WORK INSTRUCTIONS
Where a line contains the word "size", copy that line.

[Figure record listings]
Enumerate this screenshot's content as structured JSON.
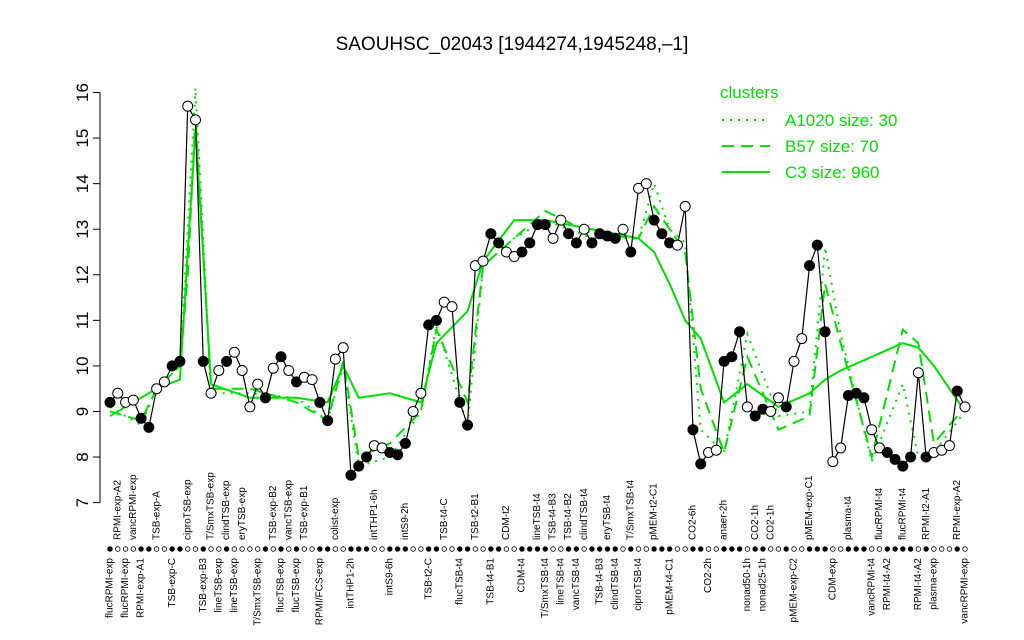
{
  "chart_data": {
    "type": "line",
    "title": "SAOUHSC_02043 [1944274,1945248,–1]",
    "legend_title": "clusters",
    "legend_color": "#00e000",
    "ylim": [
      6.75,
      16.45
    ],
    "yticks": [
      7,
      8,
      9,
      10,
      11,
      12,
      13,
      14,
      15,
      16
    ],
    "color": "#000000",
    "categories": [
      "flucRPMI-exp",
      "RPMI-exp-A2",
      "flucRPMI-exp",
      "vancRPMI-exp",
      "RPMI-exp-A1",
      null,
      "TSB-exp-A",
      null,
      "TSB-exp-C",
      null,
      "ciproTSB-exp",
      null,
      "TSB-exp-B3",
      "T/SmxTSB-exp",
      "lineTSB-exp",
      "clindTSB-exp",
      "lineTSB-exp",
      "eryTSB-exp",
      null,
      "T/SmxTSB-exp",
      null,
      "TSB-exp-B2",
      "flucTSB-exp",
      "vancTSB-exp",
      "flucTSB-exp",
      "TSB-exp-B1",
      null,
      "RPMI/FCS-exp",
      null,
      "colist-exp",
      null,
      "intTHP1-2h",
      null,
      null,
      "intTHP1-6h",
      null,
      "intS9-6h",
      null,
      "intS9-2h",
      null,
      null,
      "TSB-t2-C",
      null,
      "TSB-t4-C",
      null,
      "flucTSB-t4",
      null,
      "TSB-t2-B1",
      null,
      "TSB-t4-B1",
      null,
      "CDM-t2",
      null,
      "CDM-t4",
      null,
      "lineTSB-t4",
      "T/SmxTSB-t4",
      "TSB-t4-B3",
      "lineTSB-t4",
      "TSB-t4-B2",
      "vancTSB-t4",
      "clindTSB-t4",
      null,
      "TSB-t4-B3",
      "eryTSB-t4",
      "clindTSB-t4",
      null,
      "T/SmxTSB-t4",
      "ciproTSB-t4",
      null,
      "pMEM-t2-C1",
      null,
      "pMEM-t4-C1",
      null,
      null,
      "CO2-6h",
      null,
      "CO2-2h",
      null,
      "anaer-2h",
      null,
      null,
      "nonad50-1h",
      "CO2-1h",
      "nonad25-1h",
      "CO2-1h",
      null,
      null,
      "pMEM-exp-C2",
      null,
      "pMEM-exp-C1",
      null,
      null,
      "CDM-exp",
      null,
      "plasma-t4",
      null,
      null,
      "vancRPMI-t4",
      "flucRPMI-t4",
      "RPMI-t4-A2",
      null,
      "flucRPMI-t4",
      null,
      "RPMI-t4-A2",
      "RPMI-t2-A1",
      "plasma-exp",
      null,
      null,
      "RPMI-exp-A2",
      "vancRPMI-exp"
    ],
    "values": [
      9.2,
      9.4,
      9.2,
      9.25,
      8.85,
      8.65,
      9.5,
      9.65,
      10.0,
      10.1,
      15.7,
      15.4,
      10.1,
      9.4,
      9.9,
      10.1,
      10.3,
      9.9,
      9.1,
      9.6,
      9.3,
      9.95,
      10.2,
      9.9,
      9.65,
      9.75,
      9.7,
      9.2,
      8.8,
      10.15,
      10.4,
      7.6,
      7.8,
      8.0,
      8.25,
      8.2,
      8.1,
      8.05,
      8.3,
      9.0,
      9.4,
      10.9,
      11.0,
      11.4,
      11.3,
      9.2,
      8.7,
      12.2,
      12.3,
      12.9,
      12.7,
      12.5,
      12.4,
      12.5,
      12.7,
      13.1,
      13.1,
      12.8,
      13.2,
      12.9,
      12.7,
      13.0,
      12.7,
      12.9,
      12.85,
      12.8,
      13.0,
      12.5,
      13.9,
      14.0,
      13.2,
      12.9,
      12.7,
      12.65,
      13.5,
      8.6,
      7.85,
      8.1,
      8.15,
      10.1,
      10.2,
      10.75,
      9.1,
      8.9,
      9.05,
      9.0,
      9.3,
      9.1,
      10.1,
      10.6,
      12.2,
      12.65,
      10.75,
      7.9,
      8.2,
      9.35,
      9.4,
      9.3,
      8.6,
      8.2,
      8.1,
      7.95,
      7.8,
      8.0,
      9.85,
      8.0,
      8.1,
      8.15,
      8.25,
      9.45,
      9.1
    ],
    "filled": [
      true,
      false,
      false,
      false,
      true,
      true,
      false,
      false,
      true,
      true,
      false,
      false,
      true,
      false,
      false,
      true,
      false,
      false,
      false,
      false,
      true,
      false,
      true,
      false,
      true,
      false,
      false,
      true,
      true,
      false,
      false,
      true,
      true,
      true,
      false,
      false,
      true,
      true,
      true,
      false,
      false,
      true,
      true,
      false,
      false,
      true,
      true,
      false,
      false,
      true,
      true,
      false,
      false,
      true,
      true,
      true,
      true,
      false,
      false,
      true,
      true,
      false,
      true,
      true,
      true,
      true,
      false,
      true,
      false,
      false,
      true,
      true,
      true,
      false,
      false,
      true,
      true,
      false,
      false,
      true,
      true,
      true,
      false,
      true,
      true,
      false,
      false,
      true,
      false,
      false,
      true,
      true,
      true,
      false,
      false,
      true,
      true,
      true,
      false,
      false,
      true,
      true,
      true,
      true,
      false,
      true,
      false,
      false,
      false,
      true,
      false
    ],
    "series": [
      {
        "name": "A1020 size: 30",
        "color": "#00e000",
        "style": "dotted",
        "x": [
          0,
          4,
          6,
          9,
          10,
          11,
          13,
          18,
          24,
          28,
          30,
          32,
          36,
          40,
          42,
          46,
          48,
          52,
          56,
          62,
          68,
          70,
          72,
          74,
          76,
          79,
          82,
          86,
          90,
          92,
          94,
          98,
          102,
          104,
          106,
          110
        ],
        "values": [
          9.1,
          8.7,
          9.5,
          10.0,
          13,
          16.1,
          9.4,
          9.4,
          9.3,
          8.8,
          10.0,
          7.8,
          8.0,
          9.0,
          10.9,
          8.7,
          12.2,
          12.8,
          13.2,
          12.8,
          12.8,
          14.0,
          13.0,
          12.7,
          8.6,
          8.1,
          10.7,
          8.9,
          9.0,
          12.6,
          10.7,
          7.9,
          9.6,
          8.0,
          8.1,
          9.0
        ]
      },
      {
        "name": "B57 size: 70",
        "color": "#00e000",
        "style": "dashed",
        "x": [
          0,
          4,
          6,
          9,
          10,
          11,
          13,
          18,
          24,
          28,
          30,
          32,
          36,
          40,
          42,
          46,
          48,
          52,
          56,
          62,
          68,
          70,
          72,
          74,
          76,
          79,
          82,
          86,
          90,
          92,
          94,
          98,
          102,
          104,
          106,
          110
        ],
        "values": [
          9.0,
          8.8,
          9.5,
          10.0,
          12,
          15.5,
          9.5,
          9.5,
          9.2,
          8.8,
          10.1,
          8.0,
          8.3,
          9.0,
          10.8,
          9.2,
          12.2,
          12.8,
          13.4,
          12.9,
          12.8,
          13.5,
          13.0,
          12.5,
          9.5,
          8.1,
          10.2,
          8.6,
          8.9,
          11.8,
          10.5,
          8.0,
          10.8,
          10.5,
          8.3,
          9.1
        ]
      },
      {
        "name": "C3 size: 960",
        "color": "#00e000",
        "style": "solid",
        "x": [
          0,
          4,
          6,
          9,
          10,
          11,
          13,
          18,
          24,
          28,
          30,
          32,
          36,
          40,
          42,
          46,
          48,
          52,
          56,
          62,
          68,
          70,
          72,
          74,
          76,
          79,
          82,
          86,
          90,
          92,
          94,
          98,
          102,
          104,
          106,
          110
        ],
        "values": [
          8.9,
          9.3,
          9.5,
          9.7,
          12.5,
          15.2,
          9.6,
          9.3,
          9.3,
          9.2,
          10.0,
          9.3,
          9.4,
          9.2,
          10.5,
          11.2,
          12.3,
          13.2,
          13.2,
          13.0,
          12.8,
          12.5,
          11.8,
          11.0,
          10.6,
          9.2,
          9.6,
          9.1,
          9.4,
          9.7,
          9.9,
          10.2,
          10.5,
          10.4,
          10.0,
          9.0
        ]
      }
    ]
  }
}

RESULT
        "name": "A1020 size: 30",
        "name": "B57 size: 70",
        "name": "C3 size: 960",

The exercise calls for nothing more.